EXCERPTED PASSAGE >>
Books

Socrates Café: A Fresh Taste of Philosophy (Christopher Phillips, 2001)

There is a danger in both Christian families and Christian schools that indoctrination is taken for education. Nothing could be farther from the truth. One’s convictions cannot be coerced. Instead, they are ultimately based on what we love and best learned in an environment of trust. Too often family dinner tables, Sunday schools, and Christian school classrooms are only one-way conversations—telling at the expense of listening. As such, many Christians have never learned the intellectual discipline of asking questions. Yet an educated mind begins with a questioning mind.

One of the distinctions of the school where I teach is its commitment to allow students the freedom to express their uncertainty. The policy manual reads, “Students are treated as young adults and are encouraged to develop their own convictions. This will inevitably mean that at times students may challenge their parents’ beliefs and question their own. The school seeks to create an environment where students are able to respectfully raise honest questions and express doubts within a community of loving acceptance and intellectual inquiry. Our community is committed to the pursuit of truth. Convictions are to be held and beliefs maintained on this basis alone.”

There are obviously many reasons why a person becomes a Christian. We all have our stories. But ultimately, Christianity is to be believed because it is true. It is True Truth, as Francis Schaeffer used to say. More than true for me; rather the truth of reality. But to recognize this, one must first learn to ask honest questions.

To this end, I teach Plato’s Four Dialogues, also known as The Trial and Death of Socrates, to seventh grade students. We seek to learn the art of questioning. There is no doubt that Socrates was a master questioner. The Socratic method is a powerful tool for sharpening our thinking and exposing what we don’t know. It is a powerful pedagogical tool but a disastrous epistemological one. This contrast is revealed in Christopher Phillips’ new book, Socrates Café: A Fresh Taste of Philosophy.

Christopher Phillips is an intriguing person with a fascinating mission in life. He hosts Socratic dialogues. National Public Radio has called him the “Johnny Appleseed of philosophy.” Phillips travels the country holding conversations in coffee houses, bookstores, senior centers, elementary schools, prisons, and yes, even in universities. His aim is to bring probing conversations about the important questions to common people. This book is the story of how he began and a chance to listen in on these Socratic Cafés.

Christians are suspicious of a “skeptical mind.” We don’t doubt well. We tend to prefer compliance and conformity. The net result is that we tend to prefer ignorance. We rarely ask “Why?” Our convictions are too often based on social conformity rather than personal reflection. We say we are concerned about truth. But we do not pay the dues truth demands.

SUPPLIED DATA >>
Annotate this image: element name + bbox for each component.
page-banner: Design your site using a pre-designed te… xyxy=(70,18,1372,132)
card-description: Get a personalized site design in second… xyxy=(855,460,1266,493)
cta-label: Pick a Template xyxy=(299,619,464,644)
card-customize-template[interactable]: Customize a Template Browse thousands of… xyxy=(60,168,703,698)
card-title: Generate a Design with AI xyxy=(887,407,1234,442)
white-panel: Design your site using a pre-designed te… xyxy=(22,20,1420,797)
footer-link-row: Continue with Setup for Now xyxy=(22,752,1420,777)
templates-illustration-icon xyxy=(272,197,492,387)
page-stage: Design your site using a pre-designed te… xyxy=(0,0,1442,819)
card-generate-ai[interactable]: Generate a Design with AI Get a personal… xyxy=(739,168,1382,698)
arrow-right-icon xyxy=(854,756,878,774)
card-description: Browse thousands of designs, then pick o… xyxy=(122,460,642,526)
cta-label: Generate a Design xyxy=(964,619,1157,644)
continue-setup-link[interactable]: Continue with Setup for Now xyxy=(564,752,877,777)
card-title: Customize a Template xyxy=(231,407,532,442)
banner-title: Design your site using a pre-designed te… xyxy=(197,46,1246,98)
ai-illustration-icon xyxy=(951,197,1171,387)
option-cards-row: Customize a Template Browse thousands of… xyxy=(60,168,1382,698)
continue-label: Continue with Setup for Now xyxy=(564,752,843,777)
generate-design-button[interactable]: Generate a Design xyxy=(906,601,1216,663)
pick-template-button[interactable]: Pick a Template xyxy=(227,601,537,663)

WHAT THIS EXERCISE ASKS >>
**a.** Answer these questions using the Socrates Café review:
(i) To what grade does the writer teach Plato's Four Dialogues?
(ii) What has National Public Radio called Christopher Phillips?
(iii) According to the school's policy manual, how are students treated?
**b.** Pull from the Socrates Café review the passage starting with "Socrates Café: A Fresh Taste of Philosophy (Christopher" and going on through "a questioning mind.", word for word.
**c.** In the Socrates Café review, why does the writer teach Plato's Four Dialogues to students? Answer in one to three sentences.

EXERCISE ANSWERS >>
**a.**
(i) Seventh grade.
(ii) The "Johnny Appleseed of philosophy."
(iii) As young adults.

**b.**
Socrates Café: A Fresh Taste of Philosophy (Christopher Phillips, 2001)

There is a danger in both Christian families and Christian schools that indoctrination is taken for education. Nothing could be farther from the truth. One’s convictions cannot be coerced. Instead, they are ultimately based on what we love and best learned in an environment of trust. Too often family dinner tables, Sunday schools, and Christian school classrooms are only one-way conversations—telling at the expense of listening. As such, many Christians have never learned the intellectual discipline of asking questions. Yet an educated mind begins with a questioning mind.

**c.** The writer holds that recognizing Christianity as true requires first learning to ask honest questions. The dialogues are taught to help students learn the art of questioning from Socrates, whom the writer calls a master questioner.